Problem details: Copy out every line that contains the word "Translational".

Information shown:
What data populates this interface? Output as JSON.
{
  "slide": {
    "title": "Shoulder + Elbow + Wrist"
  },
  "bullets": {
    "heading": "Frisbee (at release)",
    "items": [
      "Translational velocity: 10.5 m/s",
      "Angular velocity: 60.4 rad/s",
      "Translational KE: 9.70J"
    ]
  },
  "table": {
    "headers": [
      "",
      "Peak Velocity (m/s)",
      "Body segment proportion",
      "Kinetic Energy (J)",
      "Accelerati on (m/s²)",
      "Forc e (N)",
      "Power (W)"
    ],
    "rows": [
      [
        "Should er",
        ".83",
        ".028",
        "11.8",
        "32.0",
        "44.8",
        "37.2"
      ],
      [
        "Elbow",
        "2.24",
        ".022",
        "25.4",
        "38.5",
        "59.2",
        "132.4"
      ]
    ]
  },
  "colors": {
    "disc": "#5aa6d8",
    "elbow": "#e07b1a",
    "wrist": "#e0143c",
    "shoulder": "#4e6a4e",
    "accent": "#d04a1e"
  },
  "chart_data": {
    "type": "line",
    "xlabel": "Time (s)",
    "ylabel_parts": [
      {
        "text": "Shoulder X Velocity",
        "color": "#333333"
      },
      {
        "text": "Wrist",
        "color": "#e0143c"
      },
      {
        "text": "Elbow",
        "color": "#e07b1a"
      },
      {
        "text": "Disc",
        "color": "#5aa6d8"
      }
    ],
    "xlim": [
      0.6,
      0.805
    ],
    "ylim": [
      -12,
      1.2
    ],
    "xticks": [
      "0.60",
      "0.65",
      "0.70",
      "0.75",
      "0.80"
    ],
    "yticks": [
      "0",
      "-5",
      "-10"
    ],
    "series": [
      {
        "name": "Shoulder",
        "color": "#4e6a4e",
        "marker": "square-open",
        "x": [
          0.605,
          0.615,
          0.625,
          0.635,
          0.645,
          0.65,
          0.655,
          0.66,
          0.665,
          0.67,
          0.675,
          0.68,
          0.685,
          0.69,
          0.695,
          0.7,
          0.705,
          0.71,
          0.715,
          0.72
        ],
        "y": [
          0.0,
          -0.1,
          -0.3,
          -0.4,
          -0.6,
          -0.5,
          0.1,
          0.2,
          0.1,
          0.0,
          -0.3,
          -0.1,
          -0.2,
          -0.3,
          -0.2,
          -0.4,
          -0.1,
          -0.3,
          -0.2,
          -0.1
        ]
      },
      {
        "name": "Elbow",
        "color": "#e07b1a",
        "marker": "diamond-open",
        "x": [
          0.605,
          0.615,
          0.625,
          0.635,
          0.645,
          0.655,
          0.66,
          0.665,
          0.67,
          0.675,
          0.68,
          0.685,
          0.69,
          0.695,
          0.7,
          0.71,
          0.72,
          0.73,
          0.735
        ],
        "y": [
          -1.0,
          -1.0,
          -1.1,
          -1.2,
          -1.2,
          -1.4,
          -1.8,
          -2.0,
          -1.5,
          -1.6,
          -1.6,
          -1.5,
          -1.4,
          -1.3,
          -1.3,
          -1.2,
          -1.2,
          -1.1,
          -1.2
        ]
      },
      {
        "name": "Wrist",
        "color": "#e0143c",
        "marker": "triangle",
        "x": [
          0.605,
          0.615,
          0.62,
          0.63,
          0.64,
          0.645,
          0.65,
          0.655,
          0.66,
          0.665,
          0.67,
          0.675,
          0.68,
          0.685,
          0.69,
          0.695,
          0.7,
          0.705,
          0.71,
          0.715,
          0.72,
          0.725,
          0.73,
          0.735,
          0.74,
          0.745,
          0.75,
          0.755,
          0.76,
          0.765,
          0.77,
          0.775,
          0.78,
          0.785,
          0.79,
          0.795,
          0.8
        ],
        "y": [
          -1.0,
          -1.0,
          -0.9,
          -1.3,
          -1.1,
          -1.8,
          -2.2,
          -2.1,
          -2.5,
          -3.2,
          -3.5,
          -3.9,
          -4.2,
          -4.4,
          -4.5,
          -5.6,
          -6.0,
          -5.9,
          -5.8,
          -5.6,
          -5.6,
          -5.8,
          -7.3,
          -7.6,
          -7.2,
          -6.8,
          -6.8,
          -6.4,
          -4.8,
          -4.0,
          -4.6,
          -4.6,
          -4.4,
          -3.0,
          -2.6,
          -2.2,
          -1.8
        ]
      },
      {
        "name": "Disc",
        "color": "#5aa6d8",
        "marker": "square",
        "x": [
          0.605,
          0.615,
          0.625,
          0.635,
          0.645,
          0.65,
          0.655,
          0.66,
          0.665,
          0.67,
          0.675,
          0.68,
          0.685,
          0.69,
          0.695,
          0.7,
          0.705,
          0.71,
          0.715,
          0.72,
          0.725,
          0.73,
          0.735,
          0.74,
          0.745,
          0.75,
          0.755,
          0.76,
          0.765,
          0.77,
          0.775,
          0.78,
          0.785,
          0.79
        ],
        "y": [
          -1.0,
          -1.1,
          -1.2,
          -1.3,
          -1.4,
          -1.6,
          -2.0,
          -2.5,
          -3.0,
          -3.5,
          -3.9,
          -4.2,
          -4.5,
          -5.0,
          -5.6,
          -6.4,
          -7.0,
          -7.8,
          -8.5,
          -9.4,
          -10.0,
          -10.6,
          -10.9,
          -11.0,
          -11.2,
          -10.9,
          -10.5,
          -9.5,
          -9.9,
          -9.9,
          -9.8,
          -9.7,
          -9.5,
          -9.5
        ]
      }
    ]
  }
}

Exercise response:
      "Translational velocity: 10.5 m/s",
      "Translational KE: 9.70J"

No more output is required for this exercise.